◆ **WHAT IS ASKED**
Render every line of the data below as a Markdown table with the columns Row and Line, numbering each row and leaving out blank lines.

◆ **RECORDS TO USE**
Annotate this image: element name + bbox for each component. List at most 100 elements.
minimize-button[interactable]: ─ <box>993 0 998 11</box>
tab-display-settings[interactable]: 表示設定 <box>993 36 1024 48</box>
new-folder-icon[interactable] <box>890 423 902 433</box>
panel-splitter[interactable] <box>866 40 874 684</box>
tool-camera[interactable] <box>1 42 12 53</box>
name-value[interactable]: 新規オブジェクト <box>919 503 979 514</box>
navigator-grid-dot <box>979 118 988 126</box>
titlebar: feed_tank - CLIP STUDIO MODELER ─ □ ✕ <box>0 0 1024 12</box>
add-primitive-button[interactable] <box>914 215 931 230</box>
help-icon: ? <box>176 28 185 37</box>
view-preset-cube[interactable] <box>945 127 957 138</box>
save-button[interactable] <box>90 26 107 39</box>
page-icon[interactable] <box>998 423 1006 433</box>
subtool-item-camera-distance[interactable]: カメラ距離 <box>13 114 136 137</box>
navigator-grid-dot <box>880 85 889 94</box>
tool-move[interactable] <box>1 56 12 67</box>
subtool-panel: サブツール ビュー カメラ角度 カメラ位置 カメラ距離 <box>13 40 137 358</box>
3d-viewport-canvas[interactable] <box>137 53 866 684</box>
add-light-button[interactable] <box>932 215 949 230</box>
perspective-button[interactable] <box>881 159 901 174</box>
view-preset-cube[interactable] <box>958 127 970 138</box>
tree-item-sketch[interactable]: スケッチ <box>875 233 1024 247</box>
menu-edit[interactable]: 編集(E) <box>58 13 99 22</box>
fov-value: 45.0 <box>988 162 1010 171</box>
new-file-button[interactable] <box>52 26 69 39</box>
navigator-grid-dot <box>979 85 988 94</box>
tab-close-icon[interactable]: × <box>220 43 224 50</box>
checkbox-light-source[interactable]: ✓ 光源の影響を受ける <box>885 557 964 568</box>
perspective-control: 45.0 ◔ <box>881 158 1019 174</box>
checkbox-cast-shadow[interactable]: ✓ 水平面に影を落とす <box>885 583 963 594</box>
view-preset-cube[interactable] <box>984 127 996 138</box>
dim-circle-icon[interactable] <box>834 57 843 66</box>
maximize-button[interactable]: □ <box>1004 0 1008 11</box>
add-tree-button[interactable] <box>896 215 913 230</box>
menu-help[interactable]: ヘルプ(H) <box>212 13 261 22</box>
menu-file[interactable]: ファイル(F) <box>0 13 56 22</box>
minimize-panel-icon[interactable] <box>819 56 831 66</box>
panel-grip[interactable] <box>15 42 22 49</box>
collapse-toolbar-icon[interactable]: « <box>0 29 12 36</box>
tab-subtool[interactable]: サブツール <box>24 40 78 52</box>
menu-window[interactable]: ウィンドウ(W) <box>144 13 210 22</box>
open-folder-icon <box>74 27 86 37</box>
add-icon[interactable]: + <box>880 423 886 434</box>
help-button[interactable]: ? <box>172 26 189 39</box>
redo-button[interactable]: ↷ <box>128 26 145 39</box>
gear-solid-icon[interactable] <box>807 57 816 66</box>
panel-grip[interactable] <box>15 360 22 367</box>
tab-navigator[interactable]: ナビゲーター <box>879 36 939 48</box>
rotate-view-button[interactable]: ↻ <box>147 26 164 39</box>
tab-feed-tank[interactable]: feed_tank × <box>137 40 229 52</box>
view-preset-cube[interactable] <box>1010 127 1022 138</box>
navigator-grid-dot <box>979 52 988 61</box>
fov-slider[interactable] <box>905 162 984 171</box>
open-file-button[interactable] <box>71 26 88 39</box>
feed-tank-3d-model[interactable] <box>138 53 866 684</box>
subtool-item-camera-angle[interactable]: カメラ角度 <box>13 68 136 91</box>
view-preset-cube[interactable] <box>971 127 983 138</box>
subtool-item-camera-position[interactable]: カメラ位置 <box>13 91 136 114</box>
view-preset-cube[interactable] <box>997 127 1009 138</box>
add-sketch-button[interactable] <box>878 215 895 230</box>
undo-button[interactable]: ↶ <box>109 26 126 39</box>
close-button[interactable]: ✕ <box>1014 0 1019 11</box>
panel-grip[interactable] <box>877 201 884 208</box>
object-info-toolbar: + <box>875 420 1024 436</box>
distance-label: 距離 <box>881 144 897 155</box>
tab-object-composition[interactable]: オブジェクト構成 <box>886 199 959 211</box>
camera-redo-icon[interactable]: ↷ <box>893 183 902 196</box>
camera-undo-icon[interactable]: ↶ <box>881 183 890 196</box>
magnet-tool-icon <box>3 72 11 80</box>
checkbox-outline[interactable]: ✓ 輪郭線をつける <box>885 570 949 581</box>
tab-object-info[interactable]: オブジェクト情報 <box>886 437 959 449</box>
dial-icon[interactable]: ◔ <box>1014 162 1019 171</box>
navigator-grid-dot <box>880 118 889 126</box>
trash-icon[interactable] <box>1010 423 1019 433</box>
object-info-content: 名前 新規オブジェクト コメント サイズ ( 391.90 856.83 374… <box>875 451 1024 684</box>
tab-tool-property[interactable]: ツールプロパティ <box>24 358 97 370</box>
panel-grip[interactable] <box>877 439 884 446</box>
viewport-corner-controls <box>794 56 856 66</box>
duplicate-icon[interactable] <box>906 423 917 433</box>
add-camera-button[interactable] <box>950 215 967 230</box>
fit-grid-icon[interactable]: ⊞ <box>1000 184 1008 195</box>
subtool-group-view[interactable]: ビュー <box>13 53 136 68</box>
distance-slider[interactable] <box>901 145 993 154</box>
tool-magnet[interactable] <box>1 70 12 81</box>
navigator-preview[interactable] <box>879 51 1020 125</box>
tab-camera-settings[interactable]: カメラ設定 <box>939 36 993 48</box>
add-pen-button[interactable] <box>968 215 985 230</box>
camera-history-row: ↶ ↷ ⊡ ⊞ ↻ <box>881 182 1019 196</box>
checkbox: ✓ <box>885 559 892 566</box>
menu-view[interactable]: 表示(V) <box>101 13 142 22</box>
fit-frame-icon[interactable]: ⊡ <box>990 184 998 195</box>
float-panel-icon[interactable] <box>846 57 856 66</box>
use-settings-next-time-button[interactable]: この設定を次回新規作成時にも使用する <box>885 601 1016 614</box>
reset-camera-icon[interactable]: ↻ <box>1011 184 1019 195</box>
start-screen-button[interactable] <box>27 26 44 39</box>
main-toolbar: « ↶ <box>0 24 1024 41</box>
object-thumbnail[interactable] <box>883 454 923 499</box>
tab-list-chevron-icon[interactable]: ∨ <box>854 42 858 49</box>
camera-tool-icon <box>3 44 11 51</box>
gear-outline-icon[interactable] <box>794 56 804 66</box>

◆ **SOLUTION BELOW**
| Row | Line |
|---|---|
| 1 | Annotate this image: element name + bbox for each component. List at most 100 elements. |
| 2 | minimize-button[interactable]: ─ <box>993 0 998 11</box> |
| 3 | tab-display-settings[interactable]: 表示設定 <box>993 36 1024 48</box> |
| 4 | new-folder-icon[interactable] <box>890 423 902 433</box> |
| 5 | panel-splitter[interactable] <box>866 40 874 684</box> |
| 6 | tool-camera[interactable] <box>1 42 12 53</box> |
| 7 | name-value[interactable]: 新規オブジェクト <box>919 503 979 514</box> |
| 8 | navigator-grid-dot <box>979 118 988 126</box> |
| 9 | titlebar: feed_tank - CLIP STUDIO MODELER ─ □ ✕ <box>0 0 1024 12</box> |
| 10 | add-primitive-button[interactable] <box>914 215 931 230</box> |
| 11 | help-icon: ? <box>176 28 185 37</box> |
| 12 | view-preset-cube[interactable] <box>945 127 957 138</box> |
| 13 | save-button[interactable] <box>90 26 107 39</box> |
| 14 | page-icon[interactable] <box>998 423 1006 433</box> |
| 15 | subtool-item-camera-distance[interactable]: カメラ距離 <box>13 114 136 137</box> |
| 16 | navigator-grid-dot <box>880 85 889 94</box> |
| 17 | tool-move[interactable] <box>1 56 12 67</box> |
| 18 | subtool-panel: サブツール ビュー カメラ角度 カメラ位置 カメラ距離 <box>13 40 137 358</box> |
| 19 | 3d-viewport-canvas[interactable] <box>137 53 866 684</box> |
| 20 | add-light-button[interactable] <box>932 215 949 230</box> |
| 21 | perspective-button[interactable] <box>881 159 901 174</box> |
| 22 | view-preset-cube[interactable] <box>958 127 970 138</box> |
| 23 | tree-item-sketch[interactable]: スケッチ <box>875 233 1024 247</box> |
| 24 | menu-edit[interactable]: 編集(E) <box>58 13 99 22</box> |
| 25 | fov-value: 45.0 <box>988 162 1010 171</box> |
| 26 | new-file-button[interactable] <box>52 26 69 39</box> |
| 27 | navigator-grid-dot <box>979 85 988 94</box> |
| 28 | tab-close-icon[interactable]: × <box>220 43 224 50</box> |
| 29 | checkbox-light-source[interactable]: ✓ 光源の影響を受ける <box>885 557 964 568</box> |
| 30 | perspective-control: 45.0 ◔ <box>881 158 1019 174</box> |
| 31 | checkbox-cast-shadow[interactable]: ✓ 水平面に影を落とす <box>885 583 963 594</box> |
| 32 | view-preset-cube[interactable] <box>984 127 996 138</box> |
| 33 | dim-circle-icon[interactable] <box>834 57 843 66</box> |
| 34 | maximize-button[interactable]: □ <box>1004 0 1008 11</box> |
| 35 | add-tree-button[interactable] <box>896 215 913 230</box> |
| 36 | menu-help[interactable]: ヘルプ(H) <box>212 13 261 22</box> |
| 37 | menu-file[interactable]: ファイル(F) <box>0 13 56 22</box> |
| 38 | minimize-panel-icon[interactable] <box>819 56 831 66</box> |
| 39 | panel-grip[interactable] <box>15 42 22 49</box> |
| 40 | collapse-toolbar-icon[interactable]: « <box>0 29 12 36</box> |
| 41 | tab-subtool[interactable]: サブツール <box>24 40 78 52</box> |
| 42 | menu-window[interactable]: ウィンドウ(W) <box>144 13 210 22</box> |
| 43 | open-folder-icon <box>74 27 86 37</box> |
| 44 | add-icon[interactable]: + <box>880 423 886 434</box> |
| 45 | help-button[interactable]: ? <box>172 26 189 39</box> |
| 46 | redo-button[interactable]: ↷ <box>128 26 145 39</box> |
| 47 | gear-solid-icon[interactable] <box>807 57 816 66</box> |
| 48 | panel-grip[interactable] <box>15 360 22 367</box> |
| 49 | tab-navigator[interactable]: ナビゲーター <box>879 36 939 48</box> |
| 50 | rotate-view-button[interactable]: ↻ <box>147 26 164 39</box> |
| 51 | tab-feed-tank[interactable]: feed_tank × <box>137 40 229 52</box> |
| 52 | view-preset-cube[interactable] <box>1010 127 1022 138</box> |
| 53 | navigator-grid-dot <box>979 52 988 61</box> |
| 54 | fov-slider[interactable] <box>905 162 984 171</box> |
| 55 | open-file-button[interactable] <box>71 26 88 39</box> |
| 56 | feed-tank-3d-model[interactable] <box>138 53 866 684</box> |
| 57 | subtool-item-camera-angle[interactable]: カメラ角度 <box>13 68 136 91</box> |
| 58 | view-preset-cube[interactable] <box>971 127 983 138</box> |
| 59 | subtool-item-camera-position[interactable]: カメラ位置 <box>13 91 136 114</box> |
| 60 | view-preset-cube[interactable] <box>997 127 1009 138</box> |
| 61 | add-sketch-button[interactable] <box>878 215 895 230</box> |
| 62 | undo-button[interactable]: ↶ <box>109 26 126 39</box> |
| 63 | close-button[interactable]: ✕ <box>1014 0 1019 11</box> |
| 64 | panel-grip[interactable] <box>877 201 884 208</box> |
| 65 | object-info-toolbar: + <box>875 420 1024 436</box> |
| 66 | distance-label: 距離 <box>881 144 897 155</box> |
| 67 | tab-object-composition[interactable]: オブジェクト構成 <box>886 199 959 211</box> |
| 68 | camera-redo-icon[interactable]: ↷ <box>893 183 902 196</box> |
| 69 | camera-undo-icon[interactable]: ↶ <box>881 183 890 196</box> |
| 70 | magnet-tool-icon <box>3 72 11 80</box> |
| 71 | checkbox-outline[interactable]: ✓ 輪郭線をつける <box>885 570 949 581</box> |
| 72 | tab-object-info[interactable]: オブジェクト情報 <box>886 437 959 449</box> |
| 73 | dial-icon[interactable]: ◔ <box>1014 162 1019 171</box> |
| 74 | navigator-grid-dot <box>880 118 889 126</box> |
| 75 | trash-icon[interactable] <box>1010 423 1019 433</box> |
| 76 | object-info-content: 名前 新規オブジェクト コメント サイズ ( 391.90 856.83 374… <box>875 451 1024 684</box> |
| 77 | tab-tool-property[interactable]: ツールプロパティ <box>24 358 97 370</box> |
| 78 | panel-grip[interactable] <box>877 439 884 446</box> |
| 79 | viewport-corner-controls <box>794 56 856 66</box> |
| 80 | duplicate-icon[interactable] <box>906 423 917 433</box> |
| 81 | add-camera-button[interactable] <box>950 215 967 230</box> |
| 82 | fit-grid-icon[interactable]: ⊞ <box>1000 184 1008 195</box> |
| 83 | subtool-group-view[interactable]: ビュー <box>13 53 136 68</box> |
| 84 | distance-slider[interactable] <box>901 145 993 154</box> |
| 85 | tool-magnet[interactable] <box>1 70 12 81</box> |
| 86 | navigator-preview[interactable] <box>879 51 1020 125</box> |
| 87 | tab-camera-settings[interactable]: カメラ設定 <box>939 36 993 48</box> |
| 88 | add-pen-button[interactable] <box>968 215 985 230</box> |
| 89 | camera-history-row: ↶ ↷ ⊡ ⊞ ↻ <box>881 182 1019 196</box> |
| 90 | checkbox: ✓ <box>885 559 892 566</box> |
| 91 | menu-view[interactable]: 表示(V) <box>101 13 142 22</box> |
| 92 | fit-frame-icon[interactable]: ⊡ <box>990 184 998 195</box> |
| 93 | float-panel-icon[interactable] <box>846 57 856 66</box> |
| 94 | use-settings-next-time-button[interactable]: この設定を次回新規作成時にも使用する <box>885 601 1016 614</box> |
| 95 | reset-camera-icon[interactable]: ↻ <box>1011 184 1019 195</box> |
| 96 | start-screen-button[interactable] <box>27 26 44 39</box> |
| 97 | main-toolbar: « ↶ <box>0 24 1024 41</box> |
| 98 | object-thumbnail[interactable] <box>883 454 923 499</box> |
| 99 | tab-list-chevron-icon[interactable]: ∨ <box>854 42 858 49</box> |
| 100 | camera-tool-icon <box>3 44 11 51</box> |
| 101 | gear-outline-icon[interactable] <box>794 56 804 66</box> |